- REQUEST: Output all entries verbatim. Skip pictures.

- MATERIAL FOR THIS TASK:

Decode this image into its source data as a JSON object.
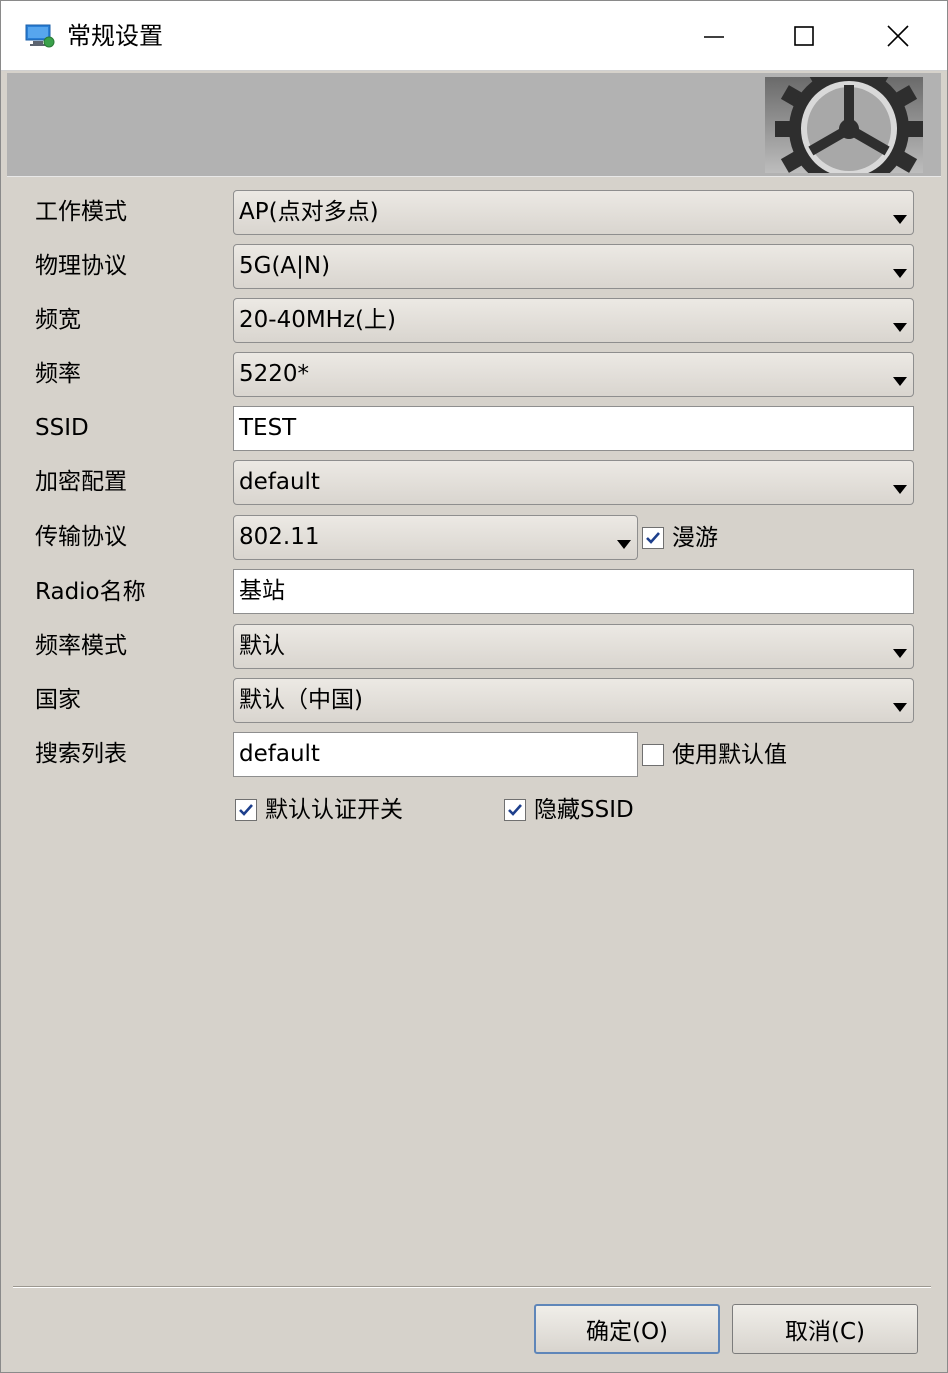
{
  "window": {
    "title": "常规设置",
    "controls": {
      "minimize": "minimize-icon",
      "maximize": "maximize-icon",
      "close": "close-icon"
    }
  },
  "banner": {
    "icon": "gear-icon"
  },
  "form": {
    "work_mode": {
      "label": "工作模式",
      "value": "AP(点对多点)"
    },
    "phy_protocol": {
      "label": "物理协议",
      "value": "5G(A|N)"
    },
    "bandwidth": {
      "label": "频宽",
      "value": "20-40MHz(上)"
    },
    "frequency": {
      "label": "频率",
      "value": "5220*"
    },
    "ssid": {
      "label": "SSID",
      "value": "TEST"
    },
    "encryption": {
      "label": "加密配置",
      "value": "default"
    },
    "transport": {
      "label": "传输协议",
      "value": "802.11",
      "roaming_label": "漫游",
      "roaming_checked": true
    },
    "radio_name": {
      "label": "Radio名称",
      "value": "基站"
    },
    "freq_mode": {
      "label": "频率模式",
      "value": "默认"
    },
    "country": {
      "label": "国家",
      "value": "默认（中国)"
    },
    "search_list": {
      "label": "搜索列表",
      "value": "default",
      "use_default_label": "使用默认值",
      "use_default_checked": false
    },
    "default_auth": {
      "label": "默认认证开关",
      "checked": true
    },
    "hide_ssid": {
      "label": "隐藏SSID",
      "checked": true
    }
  },
  "buttons": {
    "ok": "确定(O)",
    "cancel": "取消(C)"
  },
  "colors": {
    "dialog_bg": "#d6d2cb",
    "banner_bg": "#b2b2b2",
    "check_accent": "#1d3f8c"
  }
}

- FINAL RESULT:
Decode this image into its source data as a JSON object.
{
  "window": {
    "title": "常规设置",
    "controls": {
      "minimize": "minimize-icon",
      "maximize": "maximize-icon",
      "close": "close-icon"
    }
  },
  "banner": {
    "icon": "gear-icon"
  },
  "form": {
    "work_mode": {
      "label": "工作模式",
      "value": "AP(点对多点)"
    },
    "phy_protocol": {
      "label": "物理协议",
      "value": "5G(A|N)"
    },
    "bandwidth": {
      "label": "频宽",
      "value": "20-40MHz(上)"
    },
    "frequency": {
      "label": "频率",
      "value": "5220*"
    },
    "ssid": {
      "label": "SSID",
      "value": "TEST"
    },
    "encryption": {
      "label": "加密配置",
      "value": "default"
    },
    "transport": {
      "label": "传输协议",
      "value": "802.11",
      "roaming_label": "漫游",
      "roaming_checked": true
    },
    "radio_name": {
      "label": "Radio名称",
      "value": "基站"
    },
    "freq_mode": {
      "label": "频率模式",
      "value": "默认"
    },
    "country": {
      "label": "国家",
      "value": "默认（中国)"
    },
    "search_list": {
      "label": "搜索列表",
      "value": "default",
      "use_default_label": "使用默认值",
      "use_default_checked": false
    },
    "default_auth": {
      "label": "默认认证开关",
      "checked": true
    },
    "hide_ssid": {
      "label": "隐藏SSID",
      "checked": true
    }
  },
  "buttons": {
    "ok": "确定(O)",
    "cancel": "取消(C)"
  },
  "colors": {
    "dialog_bg": "#d6d2cb",
    "banner_bg": "#b2b2b2",
    "check_accent": "#1d3f8c"
  }
}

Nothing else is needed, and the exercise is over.